━━ Input data ━━

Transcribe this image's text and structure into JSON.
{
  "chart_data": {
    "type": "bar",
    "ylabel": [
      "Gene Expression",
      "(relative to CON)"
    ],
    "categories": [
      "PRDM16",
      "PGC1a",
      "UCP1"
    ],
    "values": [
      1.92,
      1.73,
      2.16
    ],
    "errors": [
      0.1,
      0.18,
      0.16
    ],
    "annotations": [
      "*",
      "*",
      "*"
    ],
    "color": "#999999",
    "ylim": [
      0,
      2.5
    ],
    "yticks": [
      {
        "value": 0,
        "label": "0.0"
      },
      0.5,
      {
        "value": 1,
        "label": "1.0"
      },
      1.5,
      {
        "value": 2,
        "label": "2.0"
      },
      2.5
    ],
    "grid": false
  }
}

━━━

#### Description of the task
Using the data above, output each line exactly.

#### Output for this task
Transcribe this image's text and structure into JSON.
{
  "chart_data": {
    "type": "bar",
    "ylabel": [
      "Gene Expression",
      "(relative to CON)"
    ],
    "categories": [
      "PRDM16",
      "PGC1a",
      "UCP1"
    ],
    "values": [
      1.92,
      1.73,
      2.16
    ],
    "errors": [
      0.1,
      0.18,
      0.16
    ],
    "annotations": [
      "*",
      "*",
      "*"
    ],
    "color": "#999999",
    "ylim": [
      0,
      2.5
    ],
    "yticks": [
      {
        "value": 0,
        "label": "0.0"
      },
      0.5,
      {
        "value": 1,
        "label": "1.0"
      },
      1.5,
      {
        "value": 2,
        "label": "2.0"
      },
      2.5
    ],
    "grid": false
  }
}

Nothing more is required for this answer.